[begin STORED RECORDS]

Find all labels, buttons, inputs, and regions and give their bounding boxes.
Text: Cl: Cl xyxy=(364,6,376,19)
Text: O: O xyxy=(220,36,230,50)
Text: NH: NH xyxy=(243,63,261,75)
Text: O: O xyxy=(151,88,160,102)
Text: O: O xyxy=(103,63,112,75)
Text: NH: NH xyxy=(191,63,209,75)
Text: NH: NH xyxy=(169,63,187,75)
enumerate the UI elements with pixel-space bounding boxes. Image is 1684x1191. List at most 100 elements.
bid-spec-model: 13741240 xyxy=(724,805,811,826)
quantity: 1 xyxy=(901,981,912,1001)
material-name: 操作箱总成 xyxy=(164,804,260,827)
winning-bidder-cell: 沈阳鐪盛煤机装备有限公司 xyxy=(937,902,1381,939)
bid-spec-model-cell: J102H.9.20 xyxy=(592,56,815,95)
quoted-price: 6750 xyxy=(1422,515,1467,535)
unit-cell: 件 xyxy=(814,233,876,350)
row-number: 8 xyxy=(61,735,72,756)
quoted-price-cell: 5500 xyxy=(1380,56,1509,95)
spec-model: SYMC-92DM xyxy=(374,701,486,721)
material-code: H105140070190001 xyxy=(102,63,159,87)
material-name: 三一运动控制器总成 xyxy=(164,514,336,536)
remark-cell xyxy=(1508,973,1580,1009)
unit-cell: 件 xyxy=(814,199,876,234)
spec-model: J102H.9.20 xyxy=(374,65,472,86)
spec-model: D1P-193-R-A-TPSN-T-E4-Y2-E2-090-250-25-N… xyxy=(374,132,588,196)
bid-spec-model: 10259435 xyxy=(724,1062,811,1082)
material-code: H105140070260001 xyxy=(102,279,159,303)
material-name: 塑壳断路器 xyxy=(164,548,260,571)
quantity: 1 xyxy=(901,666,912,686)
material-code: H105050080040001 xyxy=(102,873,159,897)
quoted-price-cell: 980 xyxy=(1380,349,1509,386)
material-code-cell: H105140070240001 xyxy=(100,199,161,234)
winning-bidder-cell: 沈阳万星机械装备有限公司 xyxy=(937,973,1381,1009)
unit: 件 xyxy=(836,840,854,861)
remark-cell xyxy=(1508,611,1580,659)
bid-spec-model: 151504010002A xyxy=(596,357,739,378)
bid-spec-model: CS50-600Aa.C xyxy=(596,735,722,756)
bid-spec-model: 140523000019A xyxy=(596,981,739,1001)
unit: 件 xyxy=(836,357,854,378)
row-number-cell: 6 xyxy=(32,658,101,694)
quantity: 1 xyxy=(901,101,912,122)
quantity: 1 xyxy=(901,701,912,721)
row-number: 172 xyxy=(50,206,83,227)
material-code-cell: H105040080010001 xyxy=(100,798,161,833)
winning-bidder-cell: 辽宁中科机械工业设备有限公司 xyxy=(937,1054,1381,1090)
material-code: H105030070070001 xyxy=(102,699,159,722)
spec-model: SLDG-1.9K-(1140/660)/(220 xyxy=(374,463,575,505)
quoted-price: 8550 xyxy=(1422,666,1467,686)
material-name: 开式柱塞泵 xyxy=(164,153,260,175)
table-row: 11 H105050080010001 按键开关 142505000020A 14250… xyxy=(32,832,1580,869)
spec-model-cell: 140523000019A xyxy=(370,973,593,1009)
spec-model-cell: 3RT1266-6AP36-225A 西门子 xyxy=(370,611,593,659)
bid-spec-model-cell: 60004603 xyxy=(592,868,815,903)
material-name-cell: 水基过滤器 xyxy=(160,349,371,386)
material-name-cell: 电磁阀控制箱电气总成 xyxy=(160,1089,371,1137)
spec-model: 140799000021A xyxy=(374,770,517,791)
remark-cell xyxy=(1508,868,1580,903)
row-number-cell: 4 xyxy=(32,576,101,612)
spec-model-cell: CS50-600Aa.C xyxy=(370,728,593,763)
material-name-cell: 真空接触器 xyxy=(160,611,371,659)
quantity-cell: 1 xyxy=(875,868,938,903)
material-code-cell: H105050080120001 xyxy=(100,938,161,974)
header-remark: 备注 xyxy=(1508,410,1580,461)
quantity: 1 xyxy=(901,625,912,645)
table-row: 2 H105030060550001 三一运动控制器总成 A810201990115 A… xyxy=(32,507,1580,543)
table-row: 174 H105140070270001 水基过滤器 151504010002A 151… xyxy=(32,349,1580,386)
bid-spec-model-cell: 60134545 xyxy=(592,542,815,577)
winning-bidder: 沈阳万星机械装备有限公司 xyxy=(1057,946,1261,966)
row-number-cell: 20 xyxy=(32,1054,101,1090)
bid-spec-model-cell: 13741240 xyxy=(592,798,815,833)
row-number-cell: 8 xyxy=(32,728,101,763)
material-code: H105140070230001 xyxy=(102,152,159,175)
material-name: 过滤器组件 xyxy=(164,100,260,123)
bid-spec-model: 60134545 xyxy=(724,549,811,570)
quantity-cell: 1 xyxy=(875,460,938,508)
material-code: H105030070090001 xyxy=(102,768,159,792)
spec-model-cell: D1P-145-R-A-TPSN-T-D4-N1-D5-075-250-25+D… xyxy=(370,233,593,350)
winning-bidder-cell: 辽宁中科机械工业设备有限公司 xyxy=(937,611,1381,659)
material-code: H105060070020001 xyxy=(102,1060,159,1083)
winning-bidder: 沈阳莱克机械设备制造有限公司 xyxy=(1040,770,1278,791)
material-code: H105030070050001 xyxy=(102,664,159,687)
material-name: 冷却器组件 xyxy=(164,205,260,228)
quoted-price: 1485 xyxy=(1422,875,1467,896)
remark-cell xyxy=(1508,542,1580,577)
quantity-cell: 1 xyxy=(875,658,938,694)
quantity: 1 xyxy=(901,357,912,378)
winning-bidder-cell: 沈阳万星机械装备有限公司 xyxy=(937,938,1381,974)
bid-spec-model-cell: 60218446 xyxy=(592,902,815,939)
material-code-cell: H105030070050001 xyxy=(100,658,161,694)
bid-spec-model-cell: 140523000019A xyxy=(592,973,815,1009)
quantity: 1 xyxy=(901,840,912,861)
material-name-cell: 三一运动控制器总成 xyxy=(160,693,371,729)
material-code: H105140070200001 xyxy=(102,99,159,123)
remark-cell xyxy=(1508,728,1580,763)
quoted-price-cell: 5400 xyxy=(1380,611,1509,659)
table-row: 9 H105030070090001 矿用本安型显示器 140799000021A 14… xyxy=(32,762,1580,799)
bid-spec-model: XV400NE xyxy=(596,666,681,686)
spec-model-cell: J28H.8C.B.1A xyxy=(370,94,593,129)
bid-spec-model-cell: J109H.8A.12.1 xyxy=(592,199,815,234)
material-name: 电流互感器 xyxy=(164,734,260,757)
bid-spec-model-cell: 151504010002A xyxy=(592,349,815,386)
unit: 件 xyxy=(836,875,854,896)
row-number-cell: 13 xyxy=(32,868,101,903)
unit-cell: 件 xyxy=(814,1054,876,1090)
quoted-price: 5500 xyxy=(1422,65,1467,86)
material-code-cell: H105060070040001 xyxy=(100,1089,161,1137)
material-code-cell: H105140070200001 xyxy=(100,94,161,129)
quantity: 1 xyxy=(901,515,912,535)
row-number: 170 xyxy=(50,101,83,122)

[end STORED RECORDS]

**WHAT YOU ARE ASKED TO DO**
Identify each line of the listing above that contains the string "三一运动控制器总成", matching case exactly, and copy every such line in full.

**SOLUTION BELOW**
material-name: 三一运动控制器总成 xyxy=(164,514,336,536)
table-row: 2 H105030060550001 三一运动控制器总成 A810201990115 A… xyxy=(32,507,1580,543)
material-name-cell: 三一运动控制器总成 xyxy=(160,693,371,729)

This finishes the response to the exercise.